- [Exercise details] From the entries that follow, extract each line holding the string "camarades".

- [Data listing]

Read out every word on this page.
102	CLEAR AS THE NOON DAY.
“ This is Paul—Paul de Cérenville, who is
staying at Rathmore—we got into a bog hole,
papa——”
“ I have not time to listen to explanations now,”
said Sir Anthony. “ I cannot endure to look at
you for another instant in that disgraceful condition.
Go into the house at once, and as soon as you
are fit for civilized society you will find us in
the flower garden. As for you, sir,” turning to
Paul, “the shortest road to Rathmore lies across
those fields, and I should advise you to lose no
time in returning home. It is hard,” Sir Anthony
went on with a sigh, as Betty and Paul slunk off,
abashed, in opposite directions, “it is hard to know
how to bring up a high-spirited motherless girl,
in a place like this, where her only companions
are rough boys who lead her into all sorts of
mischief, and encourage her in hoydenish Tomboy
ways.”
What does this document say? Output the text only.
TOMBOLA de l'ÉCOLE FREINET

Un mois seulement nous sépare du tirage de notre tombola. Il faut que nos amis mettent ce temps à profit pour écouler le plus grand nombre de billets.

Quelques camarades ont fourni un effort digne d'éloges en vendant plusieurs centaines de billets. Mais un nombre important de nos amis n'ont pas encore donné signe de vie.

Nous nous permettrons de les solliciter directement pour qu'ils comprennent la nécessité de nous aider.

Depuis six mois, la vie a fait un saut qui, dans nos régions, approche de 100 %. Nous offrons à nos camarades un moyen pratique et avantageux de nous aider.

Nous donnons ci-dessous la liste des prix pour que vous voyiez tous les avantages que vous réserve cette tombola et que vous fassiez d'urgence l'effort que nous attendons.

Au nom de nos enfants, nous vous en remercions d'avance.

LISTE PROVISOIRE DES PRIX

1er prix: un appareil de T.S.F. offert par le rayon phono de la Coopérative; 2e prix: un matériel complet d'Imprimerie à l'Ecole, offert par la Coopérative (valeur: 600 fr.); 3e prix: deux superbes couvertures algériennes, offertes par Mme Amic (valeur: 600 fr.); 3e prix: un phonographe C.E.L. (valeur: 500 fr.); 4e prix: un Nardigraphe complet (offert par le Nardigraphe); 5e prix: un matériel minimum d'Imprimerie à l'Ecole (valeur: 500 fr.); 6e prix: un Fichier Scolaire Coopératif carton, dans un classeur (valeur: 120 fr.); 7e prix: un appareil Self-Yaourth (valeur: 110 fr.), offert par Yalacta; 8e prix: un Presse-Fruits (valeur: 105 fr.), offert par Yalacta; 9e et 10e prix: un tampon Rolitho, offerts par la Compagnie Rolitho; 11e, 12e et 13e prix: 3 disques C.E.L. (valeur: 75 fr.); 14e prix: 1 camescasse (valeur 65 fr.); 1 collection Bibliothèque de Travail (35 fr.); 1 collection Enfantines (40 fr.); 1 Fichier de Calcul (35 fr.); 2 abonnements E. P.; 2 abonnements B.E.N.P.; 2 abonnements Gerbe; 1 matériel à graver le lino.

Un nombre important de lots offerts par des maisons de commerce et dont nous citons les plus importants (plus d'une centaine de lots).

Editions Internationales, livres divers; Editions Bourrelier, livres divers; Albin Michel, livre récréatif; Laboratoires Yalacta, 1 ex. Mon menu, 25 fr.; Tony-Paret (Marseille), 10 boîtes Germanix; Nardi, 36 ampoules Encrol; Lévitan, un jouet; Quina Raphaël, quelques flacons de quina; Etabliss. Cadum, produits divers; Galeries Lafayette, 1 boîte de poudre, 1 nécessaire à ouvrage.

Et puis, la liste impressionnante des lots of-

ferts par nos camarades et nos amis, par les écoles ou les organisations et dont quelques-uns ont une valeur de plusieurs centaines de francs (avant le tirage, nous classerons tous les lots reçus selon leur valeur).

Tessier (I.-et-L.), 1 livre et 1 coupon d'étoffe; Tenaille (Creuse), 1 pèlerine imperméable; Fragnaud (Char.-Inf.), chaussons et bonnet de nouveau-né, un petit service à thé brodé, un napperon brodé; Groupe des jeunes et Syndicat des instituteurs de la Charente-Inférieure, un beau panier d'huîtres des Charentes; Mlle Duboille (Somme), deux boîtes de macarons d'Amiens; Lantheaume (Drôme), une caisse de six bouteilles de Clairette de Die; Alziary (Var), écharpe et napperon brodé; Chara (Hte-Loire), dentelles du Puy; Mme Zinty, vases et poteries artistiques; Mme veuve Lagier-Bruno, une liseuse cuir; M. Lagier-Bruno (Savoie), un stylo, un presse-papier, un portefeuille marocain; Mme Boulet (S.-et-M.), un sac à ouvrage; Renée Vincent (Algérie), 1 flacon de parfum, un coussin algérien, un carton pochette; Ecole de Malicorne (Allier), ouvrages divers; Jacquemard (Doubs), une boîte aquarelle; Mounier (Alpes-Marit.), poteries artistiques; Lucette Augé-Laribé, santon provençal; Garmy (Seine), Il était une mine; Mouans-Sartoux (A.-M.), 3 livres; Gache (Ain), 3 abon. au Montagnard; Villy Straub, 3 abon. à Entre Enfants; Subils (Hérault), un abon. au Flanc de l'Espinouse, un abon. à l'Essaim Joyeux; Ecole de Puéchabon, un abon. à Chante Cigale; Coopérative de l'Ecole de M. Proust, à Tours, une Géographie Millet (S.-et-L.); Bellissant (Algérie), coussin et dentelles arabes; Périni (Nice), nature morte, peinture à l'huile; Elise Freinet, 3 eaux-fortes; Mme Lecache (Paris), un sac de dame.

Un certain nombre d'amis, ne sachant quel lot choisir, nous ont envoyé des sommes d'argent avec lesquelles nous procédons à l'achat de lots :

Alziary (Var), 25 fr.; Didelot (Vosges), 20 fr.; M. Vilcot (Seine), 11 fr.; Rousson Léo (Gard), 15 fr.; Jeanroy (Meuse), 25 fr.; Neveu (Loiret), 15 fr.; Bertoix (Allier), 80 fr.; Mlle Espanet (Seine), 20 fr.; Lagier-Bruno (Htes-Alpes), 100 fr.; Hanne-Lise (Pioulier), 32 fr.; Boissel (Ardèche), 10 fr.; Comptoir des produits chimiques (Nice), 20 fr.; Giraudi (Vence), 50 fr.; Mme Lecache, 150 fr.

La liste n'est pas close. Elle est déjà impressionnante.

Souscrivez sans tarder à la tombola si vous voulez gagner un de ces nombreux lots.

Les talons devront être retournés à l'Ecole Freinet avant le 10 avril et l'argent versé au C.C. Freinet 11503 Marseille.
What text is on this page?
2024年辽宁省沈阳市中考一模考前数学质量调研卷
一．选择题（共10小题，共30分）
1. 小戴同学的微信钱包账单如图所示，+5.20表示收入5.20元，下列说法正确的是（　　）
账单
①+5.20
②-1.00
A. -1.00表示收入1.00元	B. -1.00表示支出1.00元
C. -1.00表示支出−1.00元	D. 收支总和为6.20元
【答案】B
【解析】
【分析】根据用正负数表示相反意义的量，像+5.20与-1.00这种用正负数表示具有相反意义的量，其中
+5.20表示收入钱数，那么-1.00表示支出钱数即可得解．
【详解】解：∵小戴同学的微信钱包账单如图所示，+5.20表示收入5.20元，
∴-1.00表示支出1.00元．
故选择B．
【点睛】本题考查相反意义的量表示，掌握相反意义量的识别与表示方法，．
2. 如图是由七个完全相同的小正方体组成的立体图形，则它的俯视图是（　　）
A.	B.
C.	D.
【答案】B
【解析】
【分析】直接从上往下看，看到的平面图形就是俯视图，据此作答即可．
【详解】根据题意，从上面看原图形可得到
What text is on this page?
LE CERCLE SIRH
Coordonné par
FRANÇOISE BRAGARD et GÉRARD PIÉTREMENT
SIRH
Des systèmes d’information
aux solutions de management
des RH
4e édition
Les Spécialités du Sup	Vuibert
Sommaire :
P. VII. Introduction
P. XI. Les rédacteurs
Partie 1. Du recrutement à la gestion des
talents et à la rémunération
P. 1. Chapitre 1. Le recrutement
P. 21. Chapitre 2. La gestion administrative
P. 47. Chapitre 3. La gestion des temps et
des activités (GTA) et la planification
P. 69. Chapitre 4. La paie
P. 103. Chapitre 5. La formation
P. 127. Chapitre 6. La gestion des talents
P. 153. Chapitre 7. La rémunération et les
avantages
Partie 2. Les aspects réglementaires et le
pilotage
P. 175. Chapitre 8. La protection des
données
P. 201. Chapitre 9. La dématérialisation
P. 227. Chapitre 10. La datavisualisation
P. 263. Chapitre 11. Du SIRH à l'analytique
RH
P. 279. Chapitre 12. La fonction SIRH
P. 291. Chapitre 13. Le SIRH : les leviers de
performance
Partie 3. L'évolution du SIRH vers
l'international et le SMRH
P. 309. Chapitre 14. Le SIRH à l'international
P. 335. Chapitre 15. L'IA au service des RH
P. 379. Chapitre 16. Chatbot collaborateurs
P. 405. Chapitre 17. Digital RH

- [Answer for this exercise]
Quelques camarades ont fourni un effort digne d'éloges en vendant plusieurs centaines de billets. Mais un nombre important de nos amis n'ont pas encore donné signe de vie.
Depuis six mois, la vie a fait un saut qui, dans nos régions, approche de 100 %. Nous offrons à nos camarades un moyen pratique et avantageux de nous aider.
ferts par nos camarades et nos amis, par les écoles ou les organisations et dont quelques-uns ont une valeur de plusieurs centaines de francs (avant le tirage, nous classerons tous les lots reçus selon leur valeur).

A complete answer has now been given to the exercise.